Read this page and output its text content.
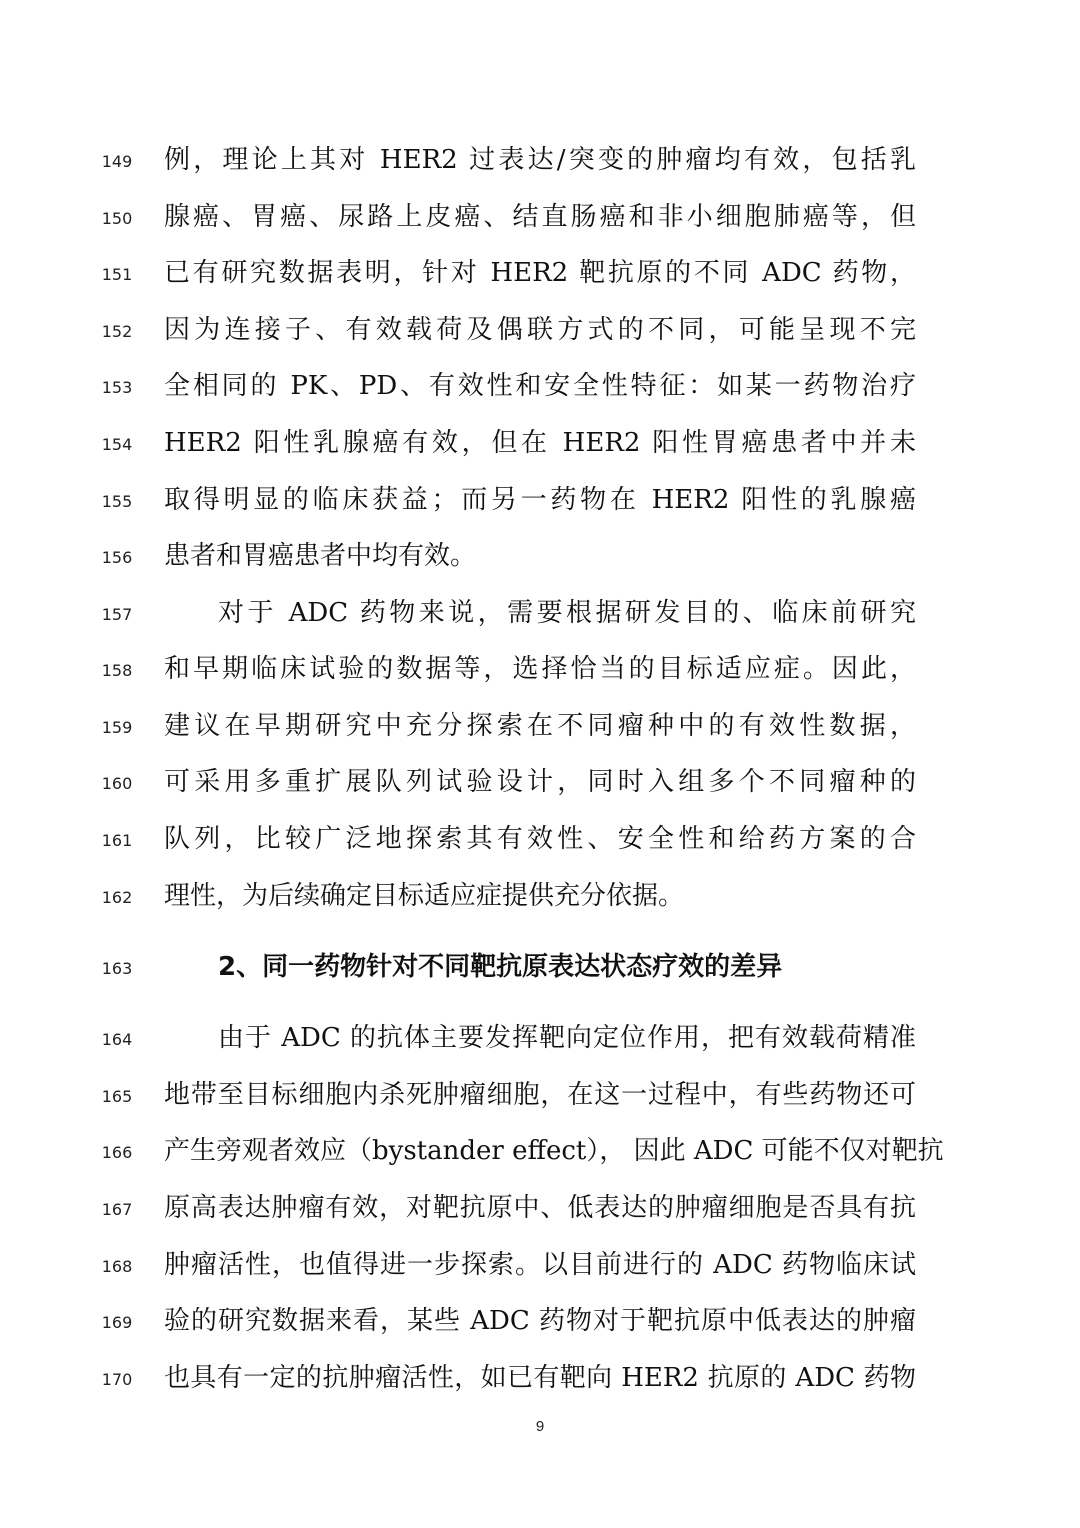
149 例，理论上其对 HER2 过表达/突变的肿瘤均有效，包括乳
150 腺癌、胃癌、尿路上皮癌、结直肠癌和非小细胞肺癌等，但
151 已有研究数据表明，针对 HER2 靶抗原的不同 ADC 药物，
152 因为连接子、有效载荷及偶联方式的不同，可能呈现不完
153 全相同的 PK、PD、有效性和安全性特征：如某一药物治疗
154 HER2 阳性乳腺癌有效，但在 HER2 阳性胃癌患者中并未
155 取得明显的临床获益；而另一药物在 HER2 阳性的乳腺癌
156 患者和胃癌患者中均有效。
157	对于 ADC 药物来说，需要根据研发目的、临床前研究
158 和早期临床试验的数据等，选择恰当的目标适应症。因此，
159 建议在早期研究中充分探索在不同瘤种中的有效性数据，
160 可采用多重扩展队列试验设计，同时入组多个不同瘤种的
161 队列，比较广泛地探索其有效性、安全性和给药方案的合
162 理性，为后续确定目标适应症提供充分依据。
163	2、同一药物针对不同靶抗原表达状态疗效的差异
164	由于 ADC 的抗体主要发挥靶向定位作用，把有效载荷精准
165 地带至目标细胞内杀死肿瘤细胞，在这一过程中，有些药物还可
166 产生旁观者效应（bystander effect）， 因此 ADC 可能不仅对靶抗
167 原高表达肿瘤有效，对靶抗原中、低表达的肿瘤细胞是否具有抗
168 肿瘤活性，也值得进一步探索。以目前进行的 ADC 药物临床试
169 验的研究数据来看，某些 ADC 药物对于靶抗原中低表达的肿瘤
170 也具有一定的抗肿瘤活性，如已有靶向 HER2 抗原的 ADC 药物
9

- - -

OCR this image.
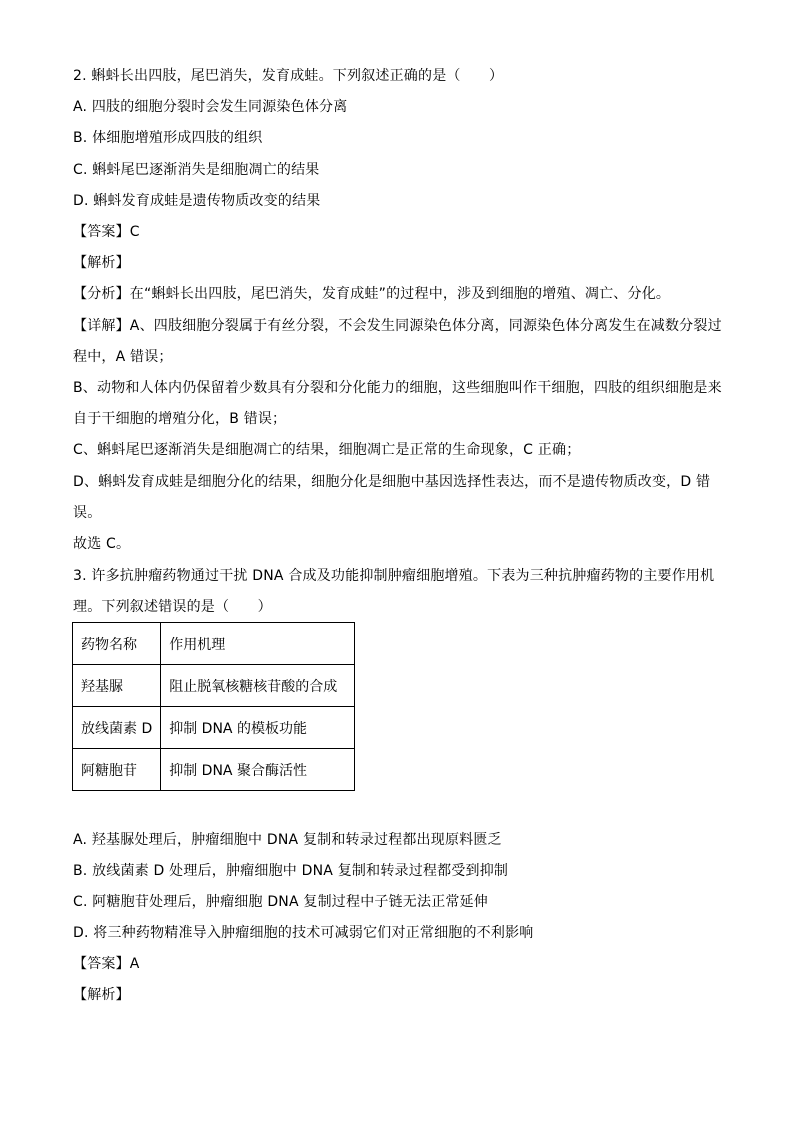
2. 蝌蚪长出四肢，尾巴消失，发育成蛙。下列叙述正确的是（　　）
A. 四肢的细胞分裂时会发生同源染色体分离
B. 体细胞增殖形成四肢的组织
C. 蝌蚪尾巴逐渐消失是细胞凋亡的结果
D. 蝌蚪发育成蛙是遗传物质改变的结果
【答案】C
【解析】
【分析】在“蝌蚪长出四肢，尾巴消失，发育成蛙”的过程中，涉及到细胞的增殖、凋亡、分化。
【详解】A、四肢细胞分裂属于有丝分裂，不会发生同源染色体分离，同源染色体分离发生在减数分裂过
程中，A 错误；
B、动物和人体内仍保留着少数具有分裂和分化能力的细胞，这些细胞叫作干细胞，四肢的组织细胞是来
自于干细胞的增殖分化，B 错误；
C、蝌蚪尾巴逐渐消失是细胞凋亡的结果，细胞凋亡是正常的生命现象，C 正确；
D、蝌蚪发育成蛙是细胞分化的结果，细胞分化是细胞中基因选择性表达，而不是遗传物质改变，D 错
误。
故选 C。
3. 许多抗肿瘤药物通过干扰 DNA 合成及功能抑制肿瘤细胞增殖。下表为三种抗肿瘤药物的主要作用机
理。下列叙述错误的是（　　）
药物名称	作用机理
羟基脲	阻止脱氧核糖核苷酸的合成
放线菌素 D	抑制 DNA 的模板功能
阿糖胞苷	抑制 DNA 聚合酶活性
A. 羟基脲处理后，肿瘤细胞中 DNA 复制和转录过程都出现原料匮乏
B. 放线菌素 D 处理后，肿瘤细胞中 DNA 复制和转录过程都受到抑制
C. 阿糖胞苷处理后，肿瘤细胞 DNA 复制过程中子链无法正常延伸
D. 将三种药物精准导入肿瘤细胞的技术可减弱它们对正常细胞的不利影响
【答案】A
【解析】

- - -

### Problem:
Where a line in the material above holds "肿瘤细胞中", copy that line.

### Written solution:
A. 羟基脲处理后，肿瘤细胞中 DNA 复制和转录过程都出现原料匮乏
B. 放线菌素 D 处理后，肿瘤细胞中 DNA 复制和转录过程都受到抑制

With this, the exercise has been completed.